## Records provided
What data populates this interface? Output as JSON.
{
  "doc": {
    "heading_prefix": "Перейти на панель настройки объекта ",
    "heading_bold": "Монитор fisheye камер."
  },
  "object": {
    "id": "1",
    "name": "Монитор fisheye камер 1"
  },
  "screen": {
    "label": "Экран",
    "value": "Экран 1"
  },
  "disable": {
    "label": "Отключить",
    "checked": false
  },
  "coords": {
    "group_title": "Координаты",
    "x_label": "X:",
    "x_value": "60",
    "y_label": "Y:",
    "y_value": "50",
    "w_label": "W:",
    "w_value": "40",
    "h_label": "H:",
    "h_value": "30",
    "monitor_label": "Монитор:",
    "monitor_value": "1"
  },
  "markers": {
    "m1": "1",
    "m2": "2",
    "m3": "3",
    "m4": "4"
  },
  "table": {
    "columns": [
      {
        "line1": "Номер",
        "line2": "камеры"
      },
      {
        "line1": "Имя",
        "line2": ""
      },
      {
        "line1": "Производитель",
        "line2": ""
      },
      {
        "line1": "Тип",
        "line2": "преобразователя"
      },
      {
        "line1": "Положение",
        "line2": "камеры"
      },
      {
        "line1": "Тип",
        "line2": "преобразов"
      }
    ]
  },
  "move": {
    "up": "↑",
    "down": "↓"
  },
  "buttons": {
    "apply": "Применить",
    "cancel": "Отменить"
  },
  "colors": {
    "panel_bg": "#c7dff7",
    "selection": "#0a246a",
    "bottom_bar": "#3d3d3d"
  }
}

## Task goal
Write out every entry exactly as given.

## Result of this task
What data populates this interface? Output as JSON.
{
  "doc": {
    "heading_prefix": "Перейти на панель настройки объекта ",
    "heading_bold": "Монитор fisheye камер."
  },
  "object": {
    "id": "1",
    "name": "Монитор fisheye камер 1"
  },
  "screen": {
    "label": "Экран",
    "value": "Экран 1"
  },
  "disable": {
    "label": "Отключить",
    "checked": false
  },
  "coords": {
    "group_title": "Координаты",
    "x_label": "X:",
    "x_value": "60",
    "y_label": "Y:",
    "y_value": "50",
    "w_label": "W:",
    "w_value": "40",
    "h_label": "H:",
    "h_value": "30",
    "monitor_label": "Монитор:",
    "monitor_value": "1"
  },
  "markers": {
    "m1": "1",
    "m2": "2",
    "m3": "3",
    "m4": "4"
  },
  "table": {
    "columns": [
      {
        "line1": "Номер",
        "line2": "камеры"
      },
      {
        "line1": "Имя",
        "line2": ""
      },
      {
        "line1": "Производитель",
        "line2": ""
      },
      {
        "line1": "Тип",
        "line2": "преобразователя"
      },
      {
        "line1": "Положение",
        "line2": "камеры"
      },
      {
        "line1": "Тип",
        "line2": "преобразов"
      }
    ]
  },
  "move": {
    "up": "↑",
    "down": "↓"
  },
  "buttons": {
    "apply": "Применить",
    "cancel": "Отменить"
  },
  "colors": {
    "panel_bg": "#c7dff7",
    "selection": "#0a246a",
    "bottom_bar": "#3d3d3d"
  }
}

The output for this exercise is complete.